TASK DESCRIPTION
Leaving out all images, write out the records that follow exactly.

--- START DATA FOR THIS TASK ---

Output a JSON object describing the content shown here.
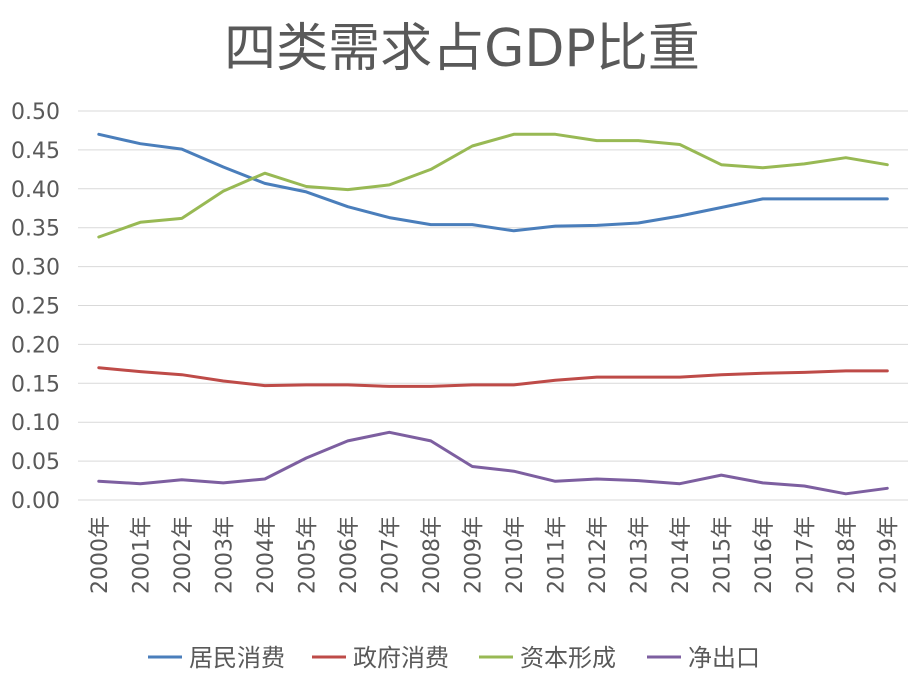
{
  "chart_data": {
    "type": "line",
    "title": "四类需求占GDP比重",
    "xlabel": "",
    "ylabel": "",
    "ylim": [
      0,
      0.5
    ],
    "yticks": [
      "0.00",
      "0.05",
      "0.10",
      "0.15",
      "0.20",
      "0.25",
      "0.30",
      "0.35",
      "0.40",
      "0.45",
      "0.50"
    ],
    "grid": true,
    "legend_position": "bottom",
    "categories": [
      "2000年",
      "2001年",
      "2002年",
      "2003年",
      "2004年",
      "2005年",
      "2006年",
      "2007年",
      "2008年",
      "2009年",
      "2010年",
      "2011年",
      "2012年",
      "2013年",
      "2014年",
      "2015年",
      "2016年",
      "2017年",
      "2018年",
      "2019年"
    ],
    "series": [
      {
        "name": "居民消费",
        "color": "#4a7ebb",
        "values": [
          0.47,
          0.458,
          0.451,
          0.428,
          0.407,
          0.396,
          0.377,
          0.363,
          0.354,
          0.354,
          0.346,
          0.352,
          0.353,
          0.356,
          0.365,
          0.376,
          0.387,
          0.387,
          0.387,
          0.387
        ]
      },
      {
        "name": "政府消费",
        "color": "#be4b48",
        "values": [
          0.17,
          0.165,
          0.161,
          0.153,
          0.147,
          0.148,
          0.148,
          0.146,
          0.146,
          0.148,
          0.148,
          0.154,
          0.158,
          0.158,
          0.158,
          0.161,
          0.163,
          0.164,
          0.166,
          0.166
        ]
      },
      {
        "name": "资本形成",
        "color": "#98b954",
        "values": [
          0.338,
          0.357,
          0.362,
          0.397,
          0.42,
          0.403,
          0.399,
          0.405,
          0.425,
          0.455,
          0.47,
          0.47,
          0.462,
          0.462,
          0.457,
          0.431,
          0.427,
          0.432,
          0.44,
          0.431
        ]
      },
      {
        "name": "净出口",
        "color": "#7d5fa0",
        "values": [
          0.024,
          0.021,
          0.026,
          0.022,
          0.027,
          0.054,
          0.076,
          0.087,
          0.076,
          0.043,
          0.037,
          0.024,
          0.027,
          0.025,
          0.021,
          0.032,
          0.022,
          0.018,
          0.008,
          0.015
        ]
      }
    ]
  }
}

--- END DATA FOR THIS TASK ---

TASK ANSWER
Output a JSON object describing the content shown here.
{
  "chart_data": {
    "type": "line",
    "title": "四类需求占GDP比重",
    "xlabel": "",
    "ylabel": "",
    "ylim": [
      0,
      0.5
    ],
    "yticks": [
      "0.00",
      "0.05",
      "0.10",
      "0.15",
      "0.20",
      "0.25",
      "0.30",
      "0.35",
      "0.40",
      "0.45",
      "0.50"
    ],
    "grid": true,
    "legend_position": "bottom",
    "categories": [
      "2000年",
      "2001年",
      "2002年",
      "2003年",
      "2004年",
      "2005年",
      "2006年",
      "2007年",
      "2008年",
      "2009年",
      "2010年",
      "2011年",
      "2012年",
      "2013年",
      "2014年",
      "2015年",
      "2016年",
      "2017年",
      "2018年",
      "2019年"
    ],
    "series": [
      {
        "name": "居民消费",
        "color": "#4a7ebb",
        "values": [
          0.47,
          0.458,
          0.451,
          0.428,
          0.407,
          0.396,
          0.377,
          0.363,
          0.354,
          0.354,
          0.346,
          0.352,
          0.353,
          0.356,
          0.365,
          0.376,
          0.387,
          0.387,
          0.387,
          0.387
        ]
      },
      {
        "name": "政府消费",
        "color": "#be4b48",
        "values": [
          0.17,
          0.165,
          0.161,
          0.153,
          0.147,
          0.148,
          0.148,
          0.146,
          0.146,
          0.148,
          0.148,
          0.154,
          0.158,
          0.158,
          0.158,
          0.161,
          0.163,
          0.164,
          0.166,
          0.166
        ]
      },
      {
        "name": "资本形成",
        "color": "#98b954",
        "values": [
          0.338,
          0.357,
          0.362,
          0.397,
          0.42,
          0.403,
          0.399,
          0.405,
          0.425,
          0.455,
          0.47,
          0.47,
          0.462,
          0.462,
          0.457,
          0.431,
          0.427,
          0.432,
          0.44,
          0.431
        ]
      },
      {
        "name": "净出口",
        "color": "#7d5fa0",
        "values": [
          0.024,
          0.021,
          0.026,
          0.022,
          0.027,
          0.054,
          0.076,
          0.087,
          0.076,
          0.043,
          0.037,
          0.024,
          0.027,
          0.025,
          0.021,
          0.032,
          0.022,
          0.018,
          0.008,
          0.015
        ]
      }
    ]
  }
}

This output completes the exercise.